• **Goal of the exercise**
Return the data exactly, with all pictures removed.

(Dataset records)
┄┄┄┄┄┄┄┄┄┄┄┄┄┄┄┄┄┄┄┄
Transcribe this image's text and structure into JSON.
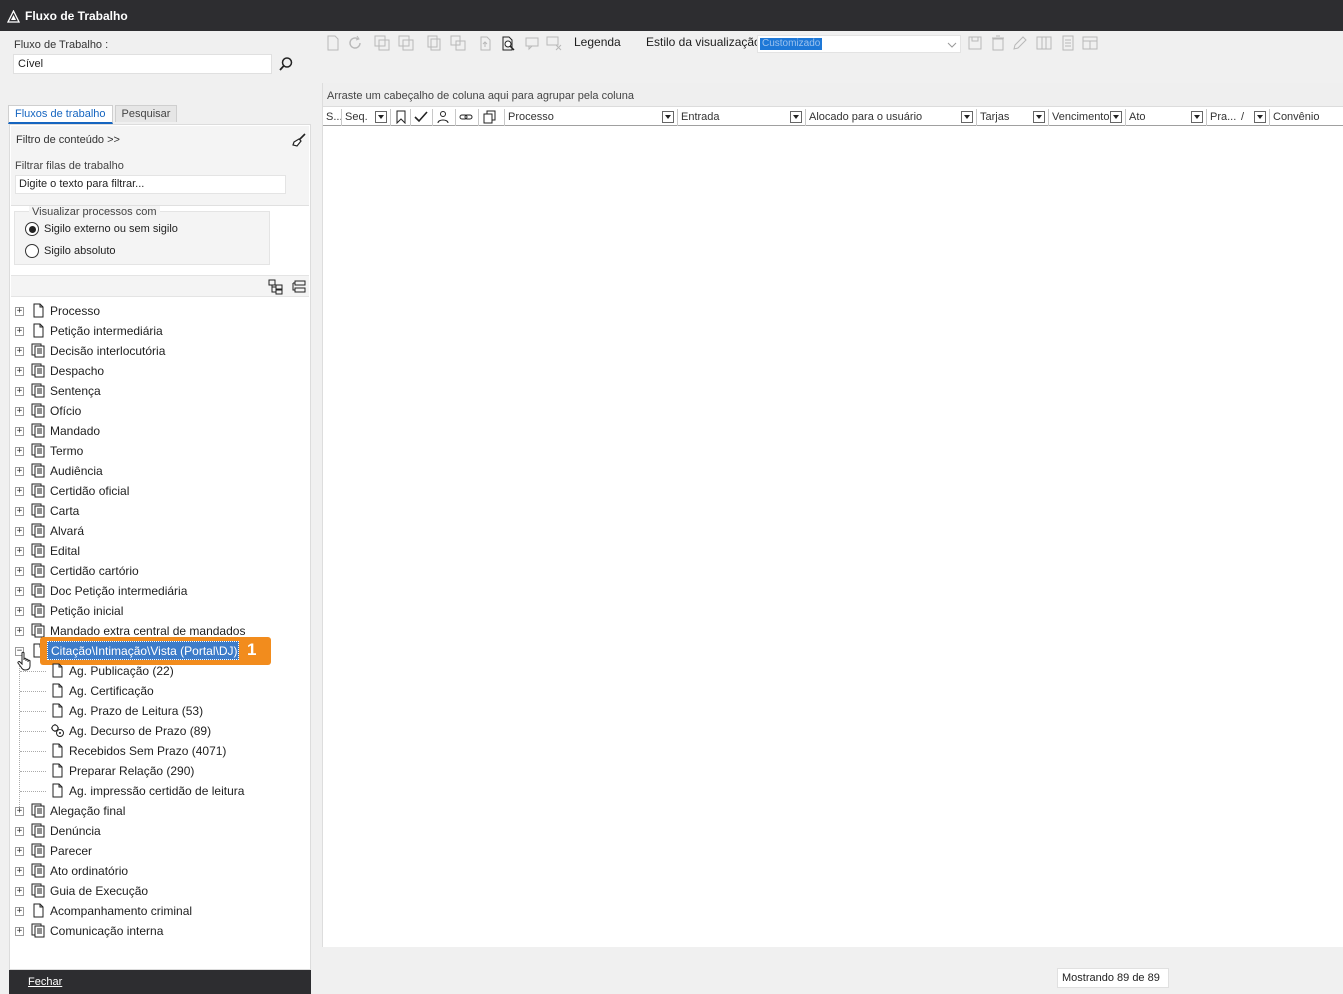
{
  "window": {
    "title": "Fluxo de Trabalho"
  },
  "left": {
    "fluxo_label": "Fluxo de Trabalho :",
    "fluxo_value": "Cível",
    "tabs": [
      {
        "label": "Fluxos de trabalho",
        "active": true
      },
      {
        "label": "Pesquisar",
        "active": false
      }
    ],
    "filtro_title": "Filtro de conteúdo >>",
    "filtrar_label": "Filtrar filas de trabalho",
    "filtrar_placeholder": "Digite o texto para filtrar...",
    "visualizar_title": "Visualizar processos com",
    "radios": [
      {
        "label": "Sigilo externo ou sem sigilo",
        "checked": true
      },
      {
        "label": "Sigilo absoluto",
        "checked": false
      }
    ],
    "tree": {
      "top_items": [
        {
          "label": "Processo",
          "icon": "page-icon"
        },
        {
          "label": "Petição intermediária",
          "icon": "page-icon"
        },
        {
          "label": "Decisão interlocutória",
          "icon": "docs-icon"
        },
        {
          "label": "Despacho",
          "icon": "docs-icon"
        },
        {
          "label": "Sentença",
          "icon": "docs-icon"
        },
        {
          "label": "Ofício",
          "icon": "docs-icon"
        },
        {
          "label": "Mandado",
          "icon": "docs-icon"
        },
        {
          "label": "Termo",
          "icon": "docs-icon"
        },
        {
          "label": "Audiência",
          "icon": "docs-icon"
        },
        {
          "label": "Certidão oficial",
          "icon": "docs-icon"
        },
        {
          "label": "Carta",
          "icon": "docs-icon"
        },
        {
          "label": "Alvará",
          "icon": "docs-icon"
        },
        {
          "label": "Edital",
          "icon": "docs-icon"
        },
        {
          "label": "Certidão cartório",
          "icon": "docs-icon"
        },
        {
          "label": "Doc Petição intermediária",
          "icon": "docs-icon"
        },
        {
          "label": "Petição inicial",
          "icon": "docs-icon"
        },
        {
          "label": "Mandado extra central de mandados",
          "icon": "docs-icon"
        }
      ],
      "selected": {
        "label": "Citação\\Intimação\\Vista (Portal\\DJ)",
        "marker": "1"
      },
      "children": [
        {
          "label": "Ag. Publicação (22)",
          "icon": "page-icon"
        },
        {
          "label": "Ag. Certificação",
          "icon": "page-icon"
        },
        {
          "label": "Ag. Prazo de Leitura (53)",
          "icon": "page-icon"
        },
        {
          "label": "Ag. Decurso de Prazo (89)",
          "icon": "gears-icon"
        },
        {
          "label": "Recebidos Sem Prazo (4071)",
          "icon": "page-icon"
        },
        {
          "label": "Preparar Relação (290)",
          "icon": "page-icon"
        },
        {
          "label": "Ag. impressão certidão de leitura",
          "icon": "page-icon"
        }
      ],
      "bottom_items": [
        {
          "label": "Alegação final",
          "icon": "docs-icon"
        },
        {
          "label": "Denúncia",
          "icon": "docs-icon"
        },
        {
          "label": "Parecer",
          "icon": "docs-icon"
        },
        {
          "label": "Ato ordinatório",
          "icon": "docs-icon"
        },
        {
          "label": "Guia de Execução",
          "icon": "docs-icon"
        },
        {
          "label": "Acompanhamento criminal",
          "icon": "page-icon"
        },
        {
          "label": "Comunicação interna",
          "icon": "docs-icon"
        }
      ]
    },
    "fechar_label": "Fechar"
  },
  "toolbar": {
    "legenda_label": "Legenda",
    "estilo_label": "Estilo da visualização",
    "estilo_value": "Customizado"
  },
  "grid": {
    "group_hint": "Arraste um cabeçalho de coluna aqui para agrupar pela coluna",
    "columns": {
      "s": "S...",
      "seq": "Seq.",
      "processo": "Processo",
      "entrada": "Entrada",
      "alocado": "Alocado para o usuário",
      "tarjas": "Tarjas",
      "vencimento": "Vencimento",
      "ato": "Ato",
      "prazo": "Pra...",
      "prazo_sort": "/",
      "convenio": "Convênio"
    }
  },
  "status": {
    "text": "Mostrando 89 de 89"
  },
  "colors": {
    "titlebar": "#2d2d30",
    "selection": "#3d7cc9",
    "marker": "#f28c1d",
    "tab_active": "#1565c0"
  }
}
┄┄┄┄┄┄┄┄┄┄┄┄┄┄┄┄┄┄┄┄
• **Task output**
Transcribe this image's text and structure into JSON.
{
  "window": {
    "title": "Fluxo de Trabalho"
  },
  "left": {
    "fluxo_label": "Fluxo de Trabalho :",
    "fluxo_value": "Cível",
    "tabs": [
      {
        "label": "Fluxos de trabalho",
        "active": true
      },
      {
        "label": "Pesquisar",
        "active": false
      }
    ],
    "filtro_title": "Filtro de conteúdo >>",
    "filtrar_label": "Filtrar filas de trabalho",
    "filtrar_placeholder": "Digite o texto para filtrar...",
    "visualizar_title": "Visualizar processos com",
    "radios": [
      {
        "label": "Sigilo externo ou sem sigilo",
        "checked": true
      },
      {
        "label": "Sigilo absoluto",
        "checked": false
      }
    ],
    "tree": {
      "top_items": [
        {
          "label": "Processo",
          "icon": "page-icon"
        },
        {
          "label": "Petição intermediária",
          "icon": "page-icon"
        },
        {
          "label": "Decisão interlocutória",
          "icon": "docs-icon"
        },
        {
          "label": "Despacho",
          "icon": "docs-icon"
        },
        {
          "label": "Sentença",
          "icon": "docs-icon"
        },
        {
          "label": "Ofício",
          "icon": "docs-icon"
        },
        {
          "label": "Mandado",
          "icon": "docs-icon"
        },
        {
          "label": "Termo",
          "icon": "docs-icon"
        },
        {
          "label": "Audiência",
          "icon": "docs-icon"
        },
        {
          "label": "Certidão oficial",
          "icon": "docs-icon"
        },
        {
          "label": "Carta",
          "icon": "docs-icon"
        },
        {
          "label": "Alvará",
          "icon": "docs-icon"
        },
        {
          "label": "Edital",
          "icon": "docs-icon"
        },
        {
          "label": "Certidão cartório",
          "icon": "docs-icon"
        },
        {
          "label": "Doc Petição intermediária",
          "icon": "docs-icon"
        },
        {
          "label": "Petição inicial",
          "icon": "docs-icon"
        },
        {
          "label": "Mandado extra central de mandados",
          "icon": "docs-icon"
        }
      ],
      "selected": {
        "label": "Citação\\Intimação\\Vista (Portal\\DJ)",
        "marker": "1"
      },
      "children": [
        {
          "label": "Ag. Publicação (22)",
          "icon": "page-icon"
        },
        {
          "label": "Ag. Certificação",
          "icon": "page-icon"
        },
        {
          "label": "Ag. Prazo de Leitura (53)",
          "icon": "page-icon"
        },
        {
          "label": "Ag. Decurso de Prazo (89)",
          "icon": "gears-icon"
        },
        {
          "label": "Recebidos Sem Prazo (4071)",
          "icon": "page-icon"
        },
        {
          "label": "Preparar Relação (290)",
          "icon": "page-icon"
        },
        {
          "label": "Ag. impressão certidão de leitura",
          "icon": "page-icon"
        }
      ],
      "bottom_items": [
        {
          "label": "Alegação final",
          "icon": "docs-icon"
        },
        {
          "label": "Denúncia",
          "icon": "docs-icon"
        },
        {
          "label": "Parecer",
          "icon": "docs-icon"
        },
        {
          "label": "Ato ordinatório",
          "icon": "docs-icon"
        },
        {
          "label": "Guia de Execução",
          "icon": "docs-icon"
        },
        {
          "label": "Acompanhamento criminal",
          "icon": "page-icon"
        },
        {
          "label": "Comunicação interna",
          "icon": "docs-icon"
        }
      ]
    },
    "fechar_label": "Fechar"
  },
  "toolbar": {
    "legenda_label": "Legenda",
    "estilo_label": "Estilo da visualização",
    "estilo_value": "Customizado"
  },
  "grid": {
    "group_hint": "Arraste um cabeçalho de coluna aqui para agrupar pela coluna",
    "columns": {
      "s": "S...",
      "seq": "Seq.",
      "processo": "Processo",
      "entrada": "Entrada",
      "alocado": "Alocado para o usuário",
      "tarjas": "Tarjas",
      "vencimento": "Vencimento",
      "ato": "Ato",
      "prazo": "Pra...",
      "prazo_sort": "/",
      "convenio": "Convênio"
    }
  },
  "status": {
    "text": "Mostrando 89 de 89"
  },
  "colors": {
    "titlebar": "#2d2d30",
    "selection": "#3d7cc9",
    "marker": "#f28c1d",
    "tab_active": "#1565c0"
  }
}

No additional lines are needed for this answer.